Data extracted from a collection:
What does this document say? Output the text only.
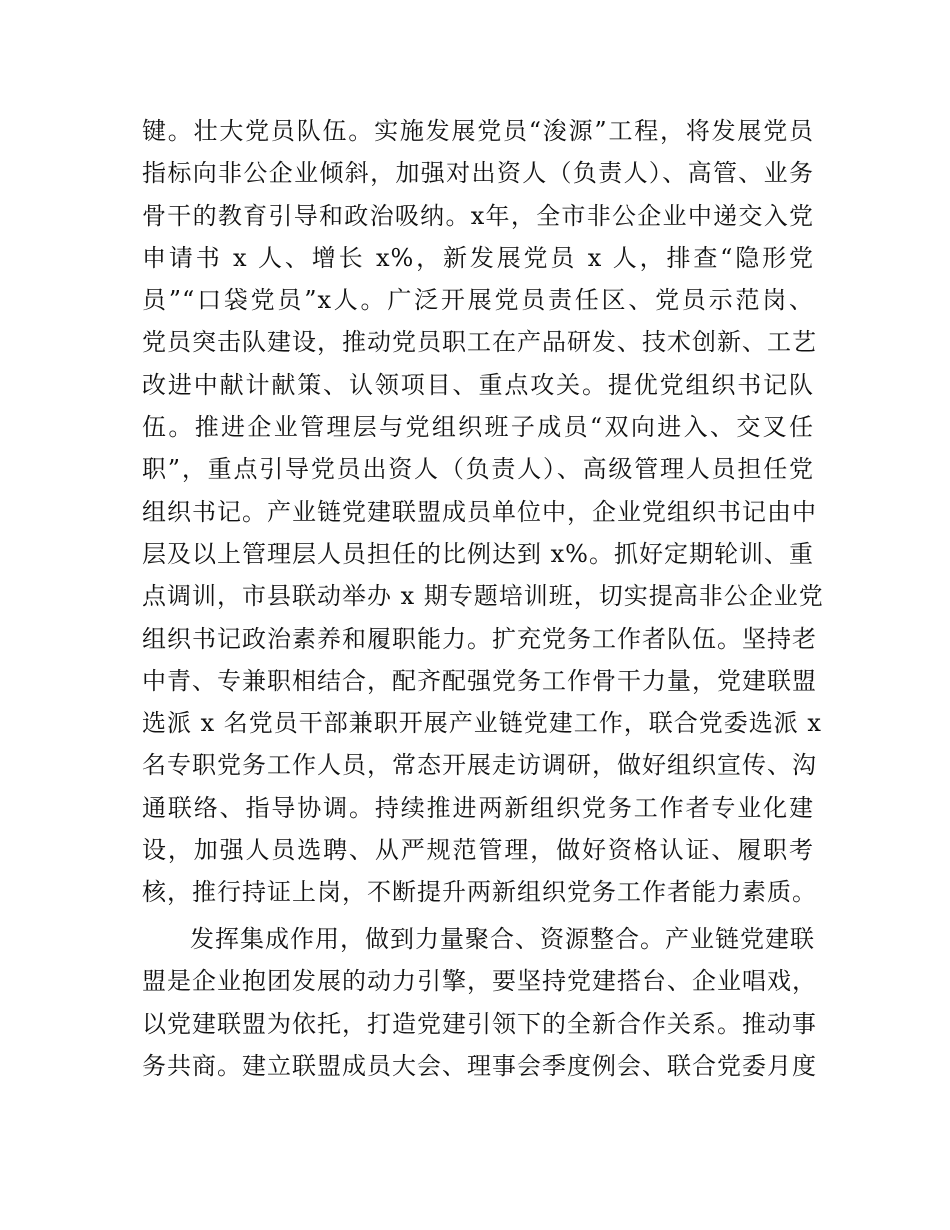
键。壮大党员队伍。实施发展党员“浚源”工程，将发展党员
指标向非公企业倾斜，加强对出资人（负责人）、高管、业务
骨干的教育引导和政治吸纳。x年，全市非公企业中递交入党
申请书 x 人、增长 x%，新发展党员 x 人，排查“隐形党
员”“口袋党员”x人。广泛开展党员责任区、党员示范岗、
党员突击队建设，推动党员职工在产品研发、技术创新、工艺
改进中献计献策、认领项目、重点攻关。提优党组织书记队
伍。推进企业管理层与党组织班子成员“双向进入、交叉任
职”，重点引导党员出资人（负责人）、高级管理人员担任党
组织书记。产业链党建联盟成员单位中，企业党组织书记由中
层及以上管理层人员担任的比例达到 x%。抓好定期轮训、重
点调训，市县联动举办 x 期专题培训班，切实提高非公企业党
组织书记政治素养和履职能力。扩充党务工作者队伍。坚持老
中青、专兼职相结合，配齐配强党务工作骨干力量，党建联盟
选派 x 名党员干部兼职开展产业链党建工作，联合党委选派 x
名专职党务工作人员，常态开展走访调研，做好组织宣传、沟
通联络、指导协调。持续推进两新组织党务工作者专业化建
设，加强人员选聘、从严规范管理，做好资格认证、履职考
核，推行持证上岗，不断提升两新组织党务工作者能力素质。
发挥集成作用，做到力量聚合、资源整合。产业链党建联
盟是企业抱团发展的动力引擎，要坚持党建搭台、企业唱戏，
以党建联盟为依托，打造党建引领下的全新合作关系。推动事
务共商。建立联盟成员大会、理事会季度例会、联合党委月度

OBJECTIVE: Transcribe the records above exactly, omitting every picture they contain.

RESULT OF THIS TASK:
What does this document say? Output the text only.
键。壮大党员队伍。实施发展党员“浚源”工程，将发展党员
指标向非公企业倾斜，加强对出资人（负责人）、高管、业务
骨干的教育引导和政治吸纳。x年，全市非公企业中递交入党
申请书 x 人、增长 x%，新发展党员 x 人，排查“隐形党
员”“口袋党员”x人。广泛开展党员责任区、党员示范岗、
党员突击队建设，推动党员职工在产品研发、技术创新、工艺
改进中献计献策、认领项目、重点攻关。提优党组织书记队
伍。推进企业管理层与党组织班子成员“双向进入、交叉任
职”，重点引导党员出资人（负责人）、高级管理人员担任党
组织书记。产业链党建联盟成员单位中，企业党组织书记由中
层及以上管理层人员担任的比例达到 x%。抓好定期轮训、重
点调训，市县联动举办 x 期专题培训班，切实提高非公企业党
组织书记政治素养和履职能力。扩充党务工作者队伍。坚持老
中青、专兼职相结合，配齐配强党务工作骨干力量，党建联盟
选派 x 名党员干部兼职开展产业链党建工作，联合党委选派 x
名专职党务工作人员，常态开展走访调研，做好组织宣传、沟
通联络、指导协调。持续推进两新组织党务工作者专业化建
设，加强人员选聘、从严规范管理，做好资格认证、履职考
核，推行持证上岗，不断提升两新组织党务工作者能力素质。
发挥集成作用，做到力量聚合、资源整合。产业链党建联
盟是企业抱团发展的动力引擎，要坚持党建搭台、企业唱戏，
以党建联盟为依托，打造党建引领下的全新合作关系。推动事
务共商。建立联盟成员大会、理事会季度例会、联合党委月度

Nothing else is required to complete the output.